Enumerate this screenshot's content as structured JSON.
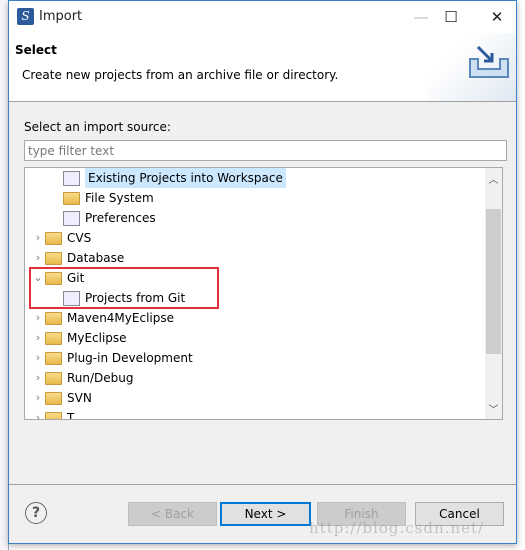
{
  "window": {
    "title": "Import",
    "minimize": "—",
    "maximize": "☐",
    "close": "✕"
  },
  "header": {
    "title": "Select",
    "description": "Create new projects from an archive file or directory."
  },
  "source_label": "Select an import source:",
  "filter": {
    "placeholder": "type filter text",
    "value": ""
  },
  "tree": [
    {
      "label": "Existing Projects into Workspace",
      "level": 1,
      "icon": "import-project-icon",
      "selected": true
    },
    {
      "label": "File System",
      "level": 1,
      "icon": "folder-icon"
    },
    {
      "label": "Preferences",
      "level": 1,
      "icon": "preferences-icon"
    },
    {
      "label": "CVS",
      "level": 0,
      "icon": "folder-icon",
      "expanded": false
    },
    {
      "label": "Database",
      "level": 0,
      "icon": "folder-icon",
      "expanded": false
    },
    {
      "label": "Git",
      "level": 0,
      "icon": "folder-icon",
      "expanded": true
    },
    {
      "label": "Projects from Git",
      "level": 1,
      "icon": "git-icon"
    },
    {
      "label": "Maven4MyEclipse",
      "level": 0,
      "icon": "folder-icon",
      "expanded": false
    },
    {
      "label": "MyEclipse",
      "level": 0,
      "icon": "folder-icon",
      "expanded": false
    },
    {
      "label": "Plug-in Development",
      "level": 0,
      "icon": "folder-icon",
      "expanded": false
    },
    {
      "label": "Run/Debug",
      "level": 0,
      "icon": "folder-icon",
      "expanded": false
    },
    {
      "label": "SVN",
      "level": 0,
      "icon": "folder-icon",
      "expanded": false
    },
    {
      "label": "T...",
      "level": 0,
      "icon": "folder-icon",
      "expanded": false
    }
  ],
  "buttons": {
    "back": "< Back",
    "next": "Next >",
    "finish": "Finish",
    "cancel": "Cancel"
  },
  "watermark": "http://blog.csdn.net/",
  "colors": {
    "accent": "#0078d7",
    "highlight_box": "#e0303a",
    "selection": "#cce8ff"
  }
}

▶ **Direction**
Each line that holds the word "filter" is to be copied.

▶ **Written response**
  "filter": {
    "placeholder": "type filter text",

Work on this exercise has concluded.